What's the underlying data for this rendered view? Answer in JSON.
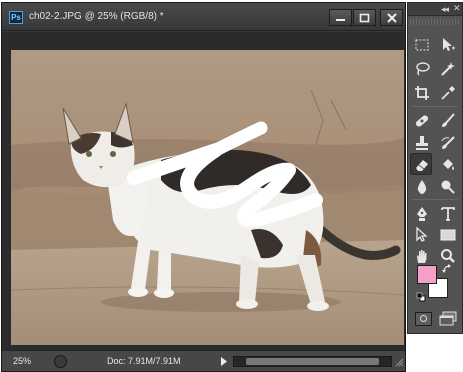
{
  "document": {
    "app_badge": "Ps",
    "title": "ch02-2.JPG @ 25% (RGB/8) *",
    "window_buttons": [
      "minimize-icon",
      "maximize-icon",
      "close-icon"
    ]
  },
  "statusbar": {
    "zoom": "25%",
    "doc_info": "Doc: 7.91M/7.91M"
  },
  "colors": {
    "foreground": "#f4a0c8",
    "background": "#ffffff",
    "brush_stroke": "#ffffff"
  },
  "tools": [
    "rectangular-marquee-tool",
    "move-tool",
    "lasso-tool",
    "quick-selection-tool",
    "crop-tool",
    "eyedropper-tool",
    "spot-healing-brush-tool",
    "brush-tool",
    "clone-stamp-tool",
    "history-brush-tool",
    "eraser-tool",
    "paint-bucket-tool",
    "blur-tool",
    "dodge-tool",
    "pen-tool",
    "type-tool",
    "path-selection-tool",
    "rectangle-tool",
    "hand-tool",
    "zoom-tool"
  ],
  "active_tool": "eraser-tool"
}
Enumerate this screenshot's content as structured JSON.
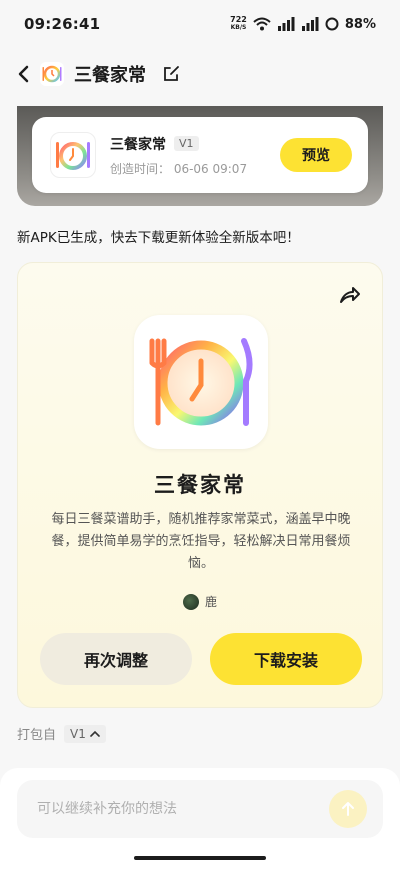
{
  "status_bar": {
    "time": "09:26:41",
    "net_speed_value": "722",
    "net_speed_unit": "KB/S",
    "battery": "88%"
  },
  "header": {
    "title": "三餐家常"
  },
  "version_card": {
    "name": "三餐家常",
    "version": "V1",
    "created_time": "创造时间： 06-06 09:07",
    "preview_label": "预览"
  },
  "message": "新APK已生成，快去下载更新体验全新版本吧！",
  "app_card": {
    "name": "三餐家常",
    "description": "每日三餐菜谱助手，随机推荐家常菜式，涵盖早中晚餐，提供简单易学的烹饪指导，轻松解决日常用餐烦恼。",
    "author": "鹿",
    "adjust_label": "再次调整",
    "install_label": "下载安装"
  },
  "packed_from": {
    "label": "打包自",
    "version": "V1"
  },
  "input": {
    "placeholder": "可以继续补充你的想法"
  },
  "colors": {
    "accent": "#fde233",
    "card_bg": "#fdfbee"
  }
}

◆ **Written instruction**: Count how many lines in the data above hold the string "eraser", and give the number with no other words.

◆ **Answer to this task**: 2